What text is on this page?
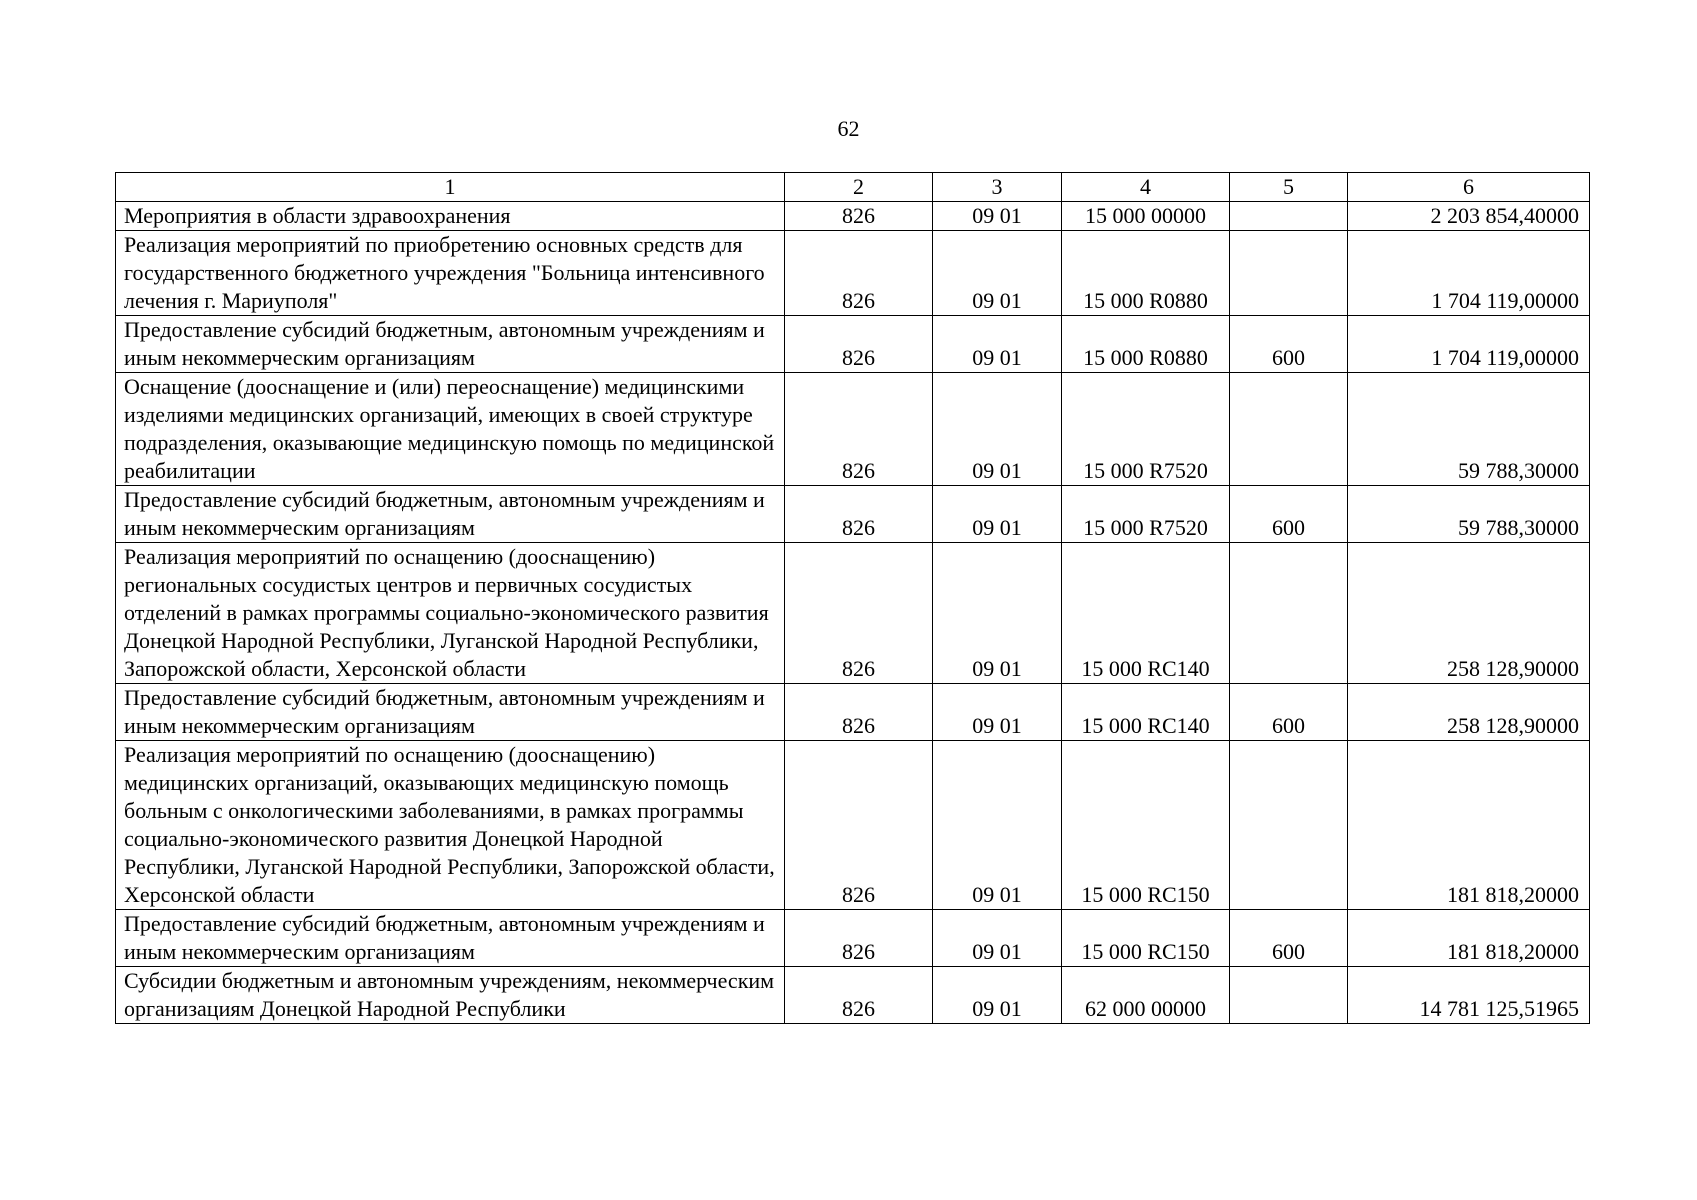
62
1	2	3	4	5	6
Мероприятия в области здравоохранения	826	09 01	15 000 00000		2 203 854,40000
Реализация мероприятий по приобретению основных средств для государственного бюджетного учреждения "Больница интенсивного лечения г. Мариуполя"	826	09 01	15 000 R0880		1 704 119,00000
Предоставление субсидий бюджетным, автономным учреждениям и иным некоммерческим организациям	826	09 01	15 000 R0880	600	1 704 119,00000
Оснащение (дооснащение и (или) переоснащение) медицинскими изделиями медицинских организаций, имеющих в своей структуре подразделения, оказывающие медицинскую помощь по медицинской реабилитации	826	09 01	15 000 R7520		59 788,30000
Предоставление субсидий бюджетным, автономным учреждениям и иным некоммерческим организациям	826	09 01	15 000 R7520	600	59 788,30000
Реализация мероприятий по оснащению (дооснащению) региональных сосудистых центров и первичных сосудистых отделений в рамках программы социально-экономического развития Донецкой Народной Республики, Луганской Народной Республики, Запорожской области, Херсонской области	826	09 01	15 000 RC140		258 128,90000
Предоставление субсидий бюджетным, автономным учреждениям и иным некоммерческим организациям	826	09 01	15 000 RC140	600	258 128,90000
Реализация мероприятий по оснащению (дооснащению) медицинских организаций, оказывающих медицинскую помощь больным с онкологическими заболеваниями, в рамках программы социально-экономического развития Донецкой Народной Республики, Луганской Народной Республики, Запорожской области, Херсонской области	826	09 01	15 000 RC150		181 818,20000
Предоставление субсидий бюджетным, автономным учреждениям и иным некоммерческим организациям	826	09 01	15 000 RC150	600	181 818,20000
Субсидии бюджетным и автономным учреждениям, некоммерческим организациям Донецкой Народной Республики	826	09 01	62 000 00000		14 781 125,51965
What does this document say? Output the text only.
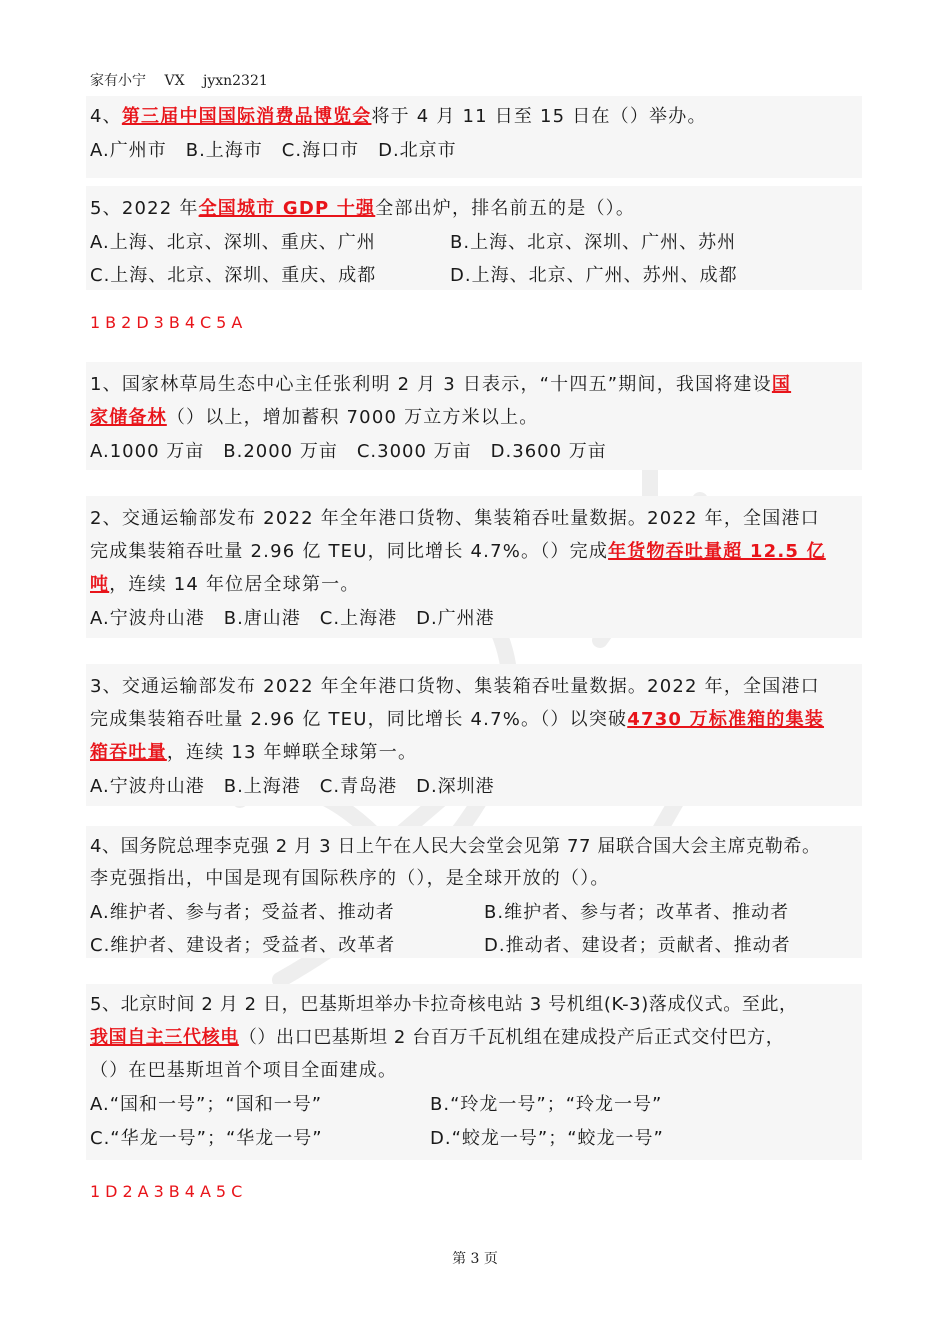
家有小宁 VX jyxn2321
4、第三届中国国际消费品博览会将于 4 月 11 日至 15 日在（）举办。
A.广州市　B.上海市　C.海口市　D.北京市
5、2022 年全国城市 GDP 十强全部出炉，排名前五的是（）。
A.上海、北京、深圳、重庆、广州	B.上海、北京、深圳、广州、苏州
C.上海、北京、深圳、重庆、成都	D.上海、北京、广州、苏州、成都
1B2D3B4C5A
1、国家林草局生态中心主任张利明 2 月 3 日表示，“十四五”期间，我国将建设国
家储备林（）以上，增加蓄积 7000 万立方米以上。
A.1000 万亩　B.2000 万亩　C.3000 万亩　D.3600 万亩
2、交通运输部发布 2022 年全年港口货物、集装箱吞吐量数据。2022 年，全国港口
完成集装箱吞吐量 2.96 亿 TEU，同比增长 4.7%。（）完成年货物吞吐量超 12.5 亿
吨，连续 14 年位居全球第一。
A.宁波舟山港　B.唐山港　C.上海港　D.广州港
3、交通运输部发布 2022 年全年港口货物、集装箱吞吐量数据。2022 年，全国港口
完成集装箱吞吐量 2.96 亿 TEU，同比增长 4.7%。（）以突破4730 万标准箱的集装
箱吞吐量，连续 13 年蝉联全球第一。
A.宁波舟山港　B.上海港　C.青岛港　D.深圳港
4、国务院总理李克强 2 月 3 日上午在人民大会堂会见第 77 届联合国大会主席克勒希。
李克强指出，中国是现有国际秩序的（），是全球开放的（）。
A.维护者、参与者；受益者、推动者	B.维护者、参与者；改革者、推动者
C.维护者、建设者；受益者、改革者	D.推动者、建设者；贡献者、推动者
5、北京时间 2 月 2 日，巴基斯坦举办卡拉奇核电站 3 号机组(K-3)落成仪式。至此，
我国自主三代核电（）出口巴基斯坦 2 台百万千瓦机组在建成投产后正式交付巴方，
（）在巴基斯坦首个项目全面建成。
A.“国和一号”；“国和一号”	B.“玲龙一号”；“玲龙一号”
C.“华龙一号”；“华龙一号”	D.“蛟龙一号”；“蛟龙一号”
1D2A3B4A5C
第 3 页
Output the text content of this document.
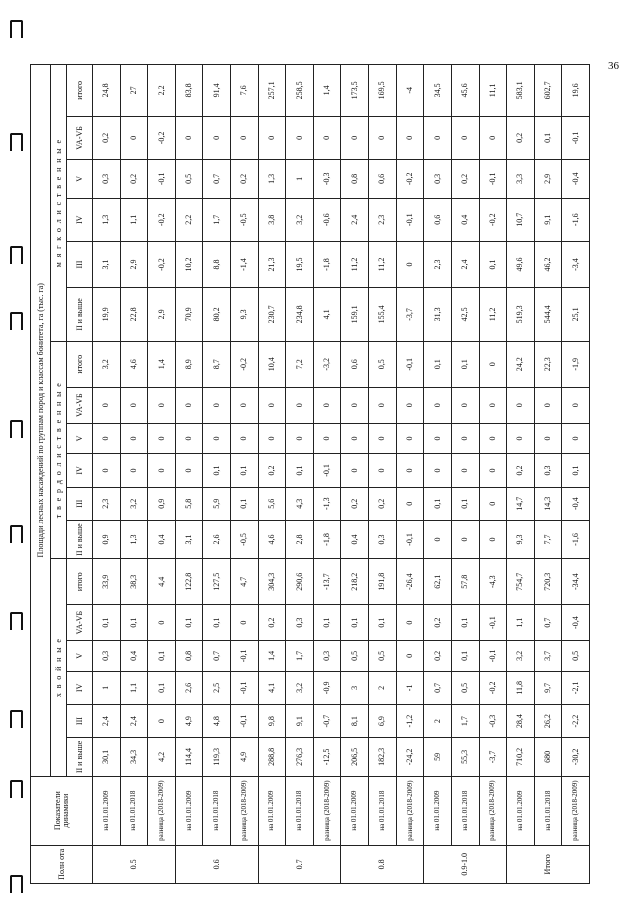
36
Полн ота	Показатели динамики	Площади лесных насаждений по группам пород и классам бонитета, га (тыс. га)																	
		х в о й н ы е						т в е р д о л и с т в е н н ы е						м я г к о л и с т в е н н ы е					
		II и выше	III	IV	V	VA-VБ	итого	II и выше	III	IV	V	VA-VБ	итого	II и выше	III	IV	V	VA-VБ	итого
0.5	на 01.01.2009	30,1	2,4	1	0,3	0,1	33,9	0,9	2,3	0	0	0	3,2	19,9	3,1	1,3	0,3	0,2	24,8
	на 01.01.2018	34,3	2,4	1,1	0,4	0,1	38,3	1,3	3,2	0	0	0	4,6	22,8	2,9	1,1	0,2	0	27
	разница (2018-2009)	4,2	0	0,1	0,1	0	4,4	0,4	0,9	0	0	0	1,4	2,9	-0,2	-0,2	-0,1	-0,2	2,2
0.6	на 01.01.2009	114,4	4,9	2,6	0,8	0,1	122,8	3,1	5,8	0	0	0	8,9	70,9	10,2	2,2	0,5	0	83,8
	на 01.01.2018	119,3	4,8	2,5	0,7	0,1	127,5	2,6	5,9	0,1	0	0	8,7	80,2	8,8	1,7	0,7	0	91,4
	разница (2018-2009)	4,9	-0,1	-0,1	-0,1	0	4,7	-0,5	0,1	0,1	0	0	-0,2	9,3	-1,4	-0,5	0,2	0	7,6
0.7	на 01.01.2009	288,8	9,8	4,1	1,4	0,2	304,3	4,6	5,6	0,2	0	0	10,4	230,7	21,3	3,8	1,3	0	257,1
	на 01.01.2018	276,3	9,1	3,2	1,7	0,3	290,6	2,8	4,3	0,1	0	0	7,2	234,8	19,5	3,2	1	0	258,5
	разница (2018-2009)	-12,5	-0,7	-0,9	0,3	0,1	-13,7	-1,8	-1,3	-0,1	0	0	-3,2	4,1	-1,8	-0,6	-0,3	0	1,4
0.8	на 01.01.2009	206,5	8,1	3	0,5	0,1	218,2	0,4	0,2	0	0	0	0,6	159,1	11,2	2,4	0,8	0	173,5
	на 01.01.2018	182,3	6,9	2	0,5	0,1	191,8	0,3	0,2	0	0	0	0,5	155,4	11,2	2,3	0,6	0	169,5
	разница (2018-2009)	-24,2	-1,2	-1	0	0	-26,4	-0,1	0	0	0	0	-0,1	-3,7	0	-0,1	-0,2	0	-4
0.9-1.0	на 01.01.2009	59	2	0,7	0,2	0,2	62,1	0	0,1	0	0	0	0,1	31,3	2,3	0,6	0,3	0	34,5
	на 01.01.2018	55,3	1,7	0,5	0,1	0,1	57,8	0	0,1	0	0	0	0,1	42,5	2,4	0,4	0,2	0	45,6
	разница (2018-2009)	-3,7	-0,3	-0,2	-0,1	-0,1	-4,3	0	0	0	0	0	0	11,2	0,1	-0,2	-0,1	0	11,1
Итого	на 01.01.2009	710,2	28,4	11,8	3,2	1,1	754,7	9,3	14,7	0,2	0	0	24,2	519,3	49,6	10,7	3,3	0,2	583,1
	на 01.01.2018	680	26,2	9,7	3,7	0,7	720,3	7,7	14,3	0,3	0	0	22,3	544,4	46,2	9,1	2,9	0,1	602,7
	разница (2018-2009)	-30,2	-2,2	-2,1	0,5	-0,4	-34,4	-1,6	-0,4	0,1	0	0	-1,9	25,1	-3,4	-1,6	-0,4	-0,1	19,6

----------

■ WRITTEN EXERCISE: Repeat the material above verbatim. Leave the pictures behind.

■ SOLUTION TO THIS EXERCISE:
What text is on this page?
62
1	2	3	4	5	6
Мероприятия в области здравоохранения	826	09 01	15 000 00000		2 203 854,40000
Реализация мероприятий по приобретению основных средств для государственного бюджетного учреждения "Больница интенсивного лечения г. Мариуполя"	826	09 01	15 000 R0880		1 704 119,00000
Предоставление субсидий бюджетным, автономным учреждениям и иным некоммерческим организациям	826	09 01	15 000 R0880	600	1 704 119,00000
Оснащение (дооснащение и (или) переоснащение) медицинскими изделиями медицинских организаций, имеющих в своей структуре подразделения, оказывающие медицинскую помощь по медицинской реабилитации	826	09 01	15 000 R7520		59 788,30000
Предоставление субсидий бюджетным, автономным учреждениям и иным некоммерческим организациям	826	09 01	15 000 R7520	600	59 788,30000
Реализация мероприятий по оснащению (дооснащению) региональных сосудистых центров и первичных сосудистых отделений в рамках программы социально-экономического развития Донецкой Народной Республики, Луганской Народной Республики, Запорожской области, Херсонской области	826	09 01	15 000 RC140		258 128,90000
Предоставление субсидий бюджетным, автономным учреждениям и иным некоммерческим организациям	826	09 01	15 000 RC140	600	258 128,90000
Реализация мероприятий по оснащению (дооснащению) медицинских организаций, оказывающих медицинскую помощь больным с онкологическими заболеваниями, в рамках программы социально-экономического развития Донецкой Народной Республики, Луганской Народной Республики, Запорожской области, Херсонской области	826	09 01	15 000 RC150		181 818,20000
Предоставление субсидий бюджетным, автономным учреждениям и иным некоммерческим организациям	826	09 01	15 000 RC150	600	181 818,20000
Субсидии бюджетным и автономным учреждениям, некоммерческим организациям Донецкой Народной Республики	826	09 01	62 000 00000		14 781 125,51965
What does this document say? Output the text only.
家有小宁 VX jyxn2321
4、第三届中国国际消费品博览会将于 4 月 11 日至 15 日在（）举办。
A.广州市　B.上海市　C.海口市　D.北京市
5、2022 年全国城市 GDP 十强全部出炉，排名前五的是（）。
A.上海、北京、深圳、重庆、广州	B.上海、北京、深圳、广州、苏州
C.上海、北京、深圳、重庆、成都	D.上海、北京、广州、苏州、成都
1B2D3B4C5A
1、国家林草局生态中心主任张利明 2 月 3 日表示，“十四五”期间，我国将建设国
家储备林（）以上，增加蓄积 7000 万立方米以上。
A.1000 万亩　B.2000 万亩　C.3000 万亩　D.3600 万亩
2、交通运输部发布 2022 年全年港口货物、集装箱吞吐量数据。2022 年，全国港口
完成集装箱吞吐量 2.96 亿 TEU，同比增长 4.7%。（）完成年货物吞吐量超 12.5 亿
吨，连续 14 年位居全球第一。
A.宁波舟山港　B.唐山港　C.上海港　D.广州港
3、交通运输部发布 2022 年全年港口货物、集装箱吞吐量数据。2022 年，全国港口
完成集装箱吞吐量 2.96 亿 TEU，同比增长 4.7%。（）以突破4730 万标准箱的集装
箱吞吐量，连续 13 年蝉联全球第一。
A.宁波舟山港　B.上海港　C.青岛港　D.深圳港
4、国务院总理李克强 2 月 3 日上午在人民大会堂会见第 77 届联合国大会主席克勒希。
李克强指出，中国是现有国际秩序的（），是全球开放的（）。
A.维护者、参与者；受益者、推动者	B.维护者、参与者；改革者、推动者
C.维护者、建设者；受益者、改革者	D.推动者、建设者；贡献者、推动者
5、北京时间 2 月 2 日，巴基斯坦举办卡拉奇核电站 3 号机组(K-3)落成仪式。至此，
我国自主三代核电（）出口巴基斯坦 2 台百万千瓦机组在建成投产后正式交付巴方，
（）在巴基斯坦首个项目全面建成。
A.“国和一号”；“国和一号”	B.“玲龙一号”；“玲龙一号”
C.“华龙一号”；“华龙一号”	D.“蛟龙一号”；“蛟龙一号”
1D2A3B4A5C
第 3 页
Output the text content of this document.
36
Полн ота	Показатели динамики	Площади лесных насаждений по группам пород и классам бонитета, га (тыс. га)																	
		х в о й н ы е						т в е р д о л и с т в е н н ы е						м я г к о л и с т в е н н ы е					
		II и выше	III	IV	V	VA-VБ	итого	II и выше	III	IV	V	VA-VБ	итого	II и выше	III	IV	V	VA-VБ	итого
0.5	на 01.01.2009	30,1	2,4	1	0,3	0,1	33,9	0,9	2,3	0	0	0	3,2	19,9	3,1	1,3	0,3	0,2	24,8
	на 01.01.2018	34,3	2,4	1,1	0,4	0,1	38,3	1,3	3,2	0	0	0	4,6	22,8	2,9	1,1	0,2	0	27
	разница (2018-2009)	4,2	0	0,1	0,1	0	4,4	0,4	0,9	0	0	0	1,4	2,9	-0,2	-0,2	-0,1	-0,2	2,2
0.6	на 01.01.2009	114,4	4,9	2,6	0,8	0,1	122,8	3,1	5,8	0	0	0	8,9	70,9	10,2	2,2	0,5	0	83,8
	на 01.01.2018	119,3	4,8	2,5	0,7	0,1	127,5	2,6	5,9	0,1	0	0	8,7	80,2	8,8	1,7	0,7	0	91,4
	разница (2018-2009)	4,9	-0,1	-0,1	-0,1	0	4,7	-0,5	0,1	0,1	0	0	-0,2	9,3	-1,4	-0,5	0,2	0	7,6
0.7	на 01.01.2009	288,8	9,8	4,1	1,4	0,2	304,3	4,6	5,6	0,2	0	0	10,4	230,7	21,3	3,8	1,3	0	257,1
	на 01.01.2018	276,3	9,1	3,2	1,7	0,3	290,6	2,8	4,3	0,1	0	0	7,2	234,8	19,5	3,2	1	0	258,5
	разница (2018-2009)	-12,5	-0,7	-0,9	0,3	0,1	-13,7	-1,8	-1,3	-0,1	0	0	-3,2	4,1	-1,8	-0,6	-0,3	0	1,4
0.8	на 01.01.2009	206,5	8,1	3	0,5	0,1	218,2	0,4	0,2	0	0	0	0,6	159,1	11,2	2,4	0,8	0	173,5
	на 01.01.2018	182,3	6,9	2	0,5	0,1	191,8	0,3	0,2	0	0	0	0,5	155,4	11,2	2,3	0,6	0	169,5
	разница (2018-2009)	-24,2	-1,2	-1	0	0	-26,4	-0,1	0	0	0	0	-0,1	-3,7	0	-0,1	-0,2	0	-4
0.9-1.0	на 01.01.2009	59	2	0,7	0,2	0,2	62,1	0	0,1	0	0	0	0,1	31,3	2,3	0,6	0,3	0	34,5
	на 01.01.2018	55,3	1,7	0,5	0,1	0,1	57,8	0	0,1	0	0	0	0,1	42,5	2,4	0,4	0,2	0	45,6
	разница (2018-2009)	-3,7	-0,3	-0,2	-0,1	-0,1	-4,3	0	0	0	0	0	0	11,2	0,1	-0,2	-0,1	0	11,1
Итого	на 01.01.2009	710,2	28,4	11,8	3,2	1,1	754,7	9,3	14,7	0,2	0	0	24,2	519,3	49,6	10,7	3,3	0,2	583,1
	на 01.01.2018	680	26,2	9,7	3,7	0,7	720,3	7,7	14,3	0,3	0	0	22,3	544,4	46,2	9,1	2,9	0,1	602,7
	разница (2018-2009)	-30,2	-2,2	-2,1	0,5	-0,4	-34,4	-1,6	-0,4	0,1	0	0	-1,9	25,1	-3,4	-1,6	-0,4	-0,1	19,6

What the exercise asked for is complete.